### Set problem
Reproduce all records exactly.

** START OF Extracted information **

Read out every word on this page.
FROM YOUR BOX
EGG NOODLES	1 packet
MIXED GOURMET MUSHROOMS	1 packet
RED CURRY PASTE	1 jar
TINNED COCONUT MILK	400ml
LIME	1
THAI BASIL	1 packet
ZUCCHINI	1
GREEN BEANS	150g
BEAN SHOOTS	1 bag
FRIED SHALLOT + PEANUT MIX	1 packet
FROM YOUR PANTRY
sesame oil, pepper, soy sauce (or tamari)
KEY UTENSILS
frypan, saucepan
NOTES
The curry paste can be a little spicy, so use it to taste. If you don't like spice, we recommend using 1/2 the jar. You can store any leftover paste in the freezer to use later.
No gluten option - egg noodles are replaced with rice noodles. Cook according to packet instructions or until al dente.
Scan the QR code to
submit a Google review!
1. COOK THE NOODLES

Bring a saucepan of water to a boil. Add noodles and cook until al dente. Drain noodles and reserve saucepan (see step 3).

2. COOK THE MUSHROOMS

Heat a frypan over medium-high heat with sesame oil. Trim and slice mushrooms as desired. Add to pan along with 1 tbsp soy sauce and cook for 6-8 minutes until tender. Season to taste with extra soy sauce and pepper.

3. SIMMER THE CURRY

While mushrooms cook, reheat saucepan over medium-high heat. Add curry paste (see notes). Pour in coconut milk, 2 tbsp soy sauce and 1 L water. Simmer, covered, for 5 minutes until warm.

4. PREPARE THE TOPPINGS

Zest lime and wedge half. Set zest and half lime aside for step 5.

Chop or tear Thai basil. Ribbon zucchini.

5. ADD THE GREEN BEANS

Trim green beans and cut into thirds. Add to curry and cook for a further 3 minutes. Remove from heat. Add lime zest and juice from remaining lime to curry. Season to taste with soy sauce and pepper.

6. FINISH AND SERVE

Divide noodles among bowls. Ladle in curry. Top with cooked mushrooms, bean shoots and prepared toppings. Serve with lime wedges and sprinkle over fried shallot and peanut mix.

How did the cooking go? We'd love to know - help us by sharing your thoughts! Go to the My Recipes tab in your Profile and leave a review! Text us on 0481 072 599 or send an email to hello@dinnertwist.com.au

** END OF Extracted information **

### Answer for this exercise
Read out every word on this page.
FROM YOUR BOX
EGG NOODLES	1 packet
MIXED GOURMET MUSHROOMS	1 packet
RED CURRY PASTE	1 jar
TINNED COCONUT MILK	400ml
LIME	1
THAI BASIL	1 packet
ZUCCHINI	1
GREEN BEANS	150g
BEAN SHOOTS	1 bag
FRIED SHALLOT + PEANUT MIX	1 packet
FROM YOUR PANTRY
sesame oil, pepper, soy sauce (or tamari)
KEY UTENSILS
frypan, saucepan
NOTES
The curry paste can be a little spicy, so use it to taste. If you don't like spice, we recommend using 1/2 the jar. You can store any leftover paste in the freezer to use later.
No gluten option - egg noodles are replaced with rice noodles. Cook according to packet instructions or until al dente.
Scan the QR code to
submit a Google review!
1. COOK THE NOODLES

Bring a saucepan of water to a boil. Add noodles and cook until al dente. Drain noodles and reserve saucepan (see step 3).

2. COOK THE MUSHROOMS

Heat a frypan over medium-high heat with sesame oil. Trim and slice mushrooms as desired. Add to pan along with 1 tbsp soy sauce and cook for 6-8 minutes until tender. Season to taste with extra soy sauce and pepper.

3. SIMMER THE CURRY

While mushrooms cook, reheat saucepan over medium-high heat. Add curry paste (see notes). Pour in coconut milk, 2 tbsp soy sauce and 1 L water. Simmer, covered, for 5 minutes until warm.

4. PREPARE THE TOPPINGS

Zest lime and wedge half. Set zest and half lime aside for step 5.

Chop or tear Thai basil. Ribbon zucchini.

5. ADD THE GREEN BEANS

Trim green beans and cut into thirds. Add to curry and cook for a further 3 minutes. Remove from heat. Add lime zest and juice from remaining lime to curry. Season to taste with soy sauce and pepper.

6. FINISH AND SERVE

Divide noodles among bowls. Ladle in curry. Top with cooked mushrooms, bean shoots and prepared toppings. Serve with lime wedges and sprinkle over fried shallot and peanut mix.

How did the cooking go? We'd love to know - help us by sharing your thoughts! Go to the My Recipes tab in your Profile and leave a review! Text us on 0481 072 599 or send an email to hello@dinnertwist.com.au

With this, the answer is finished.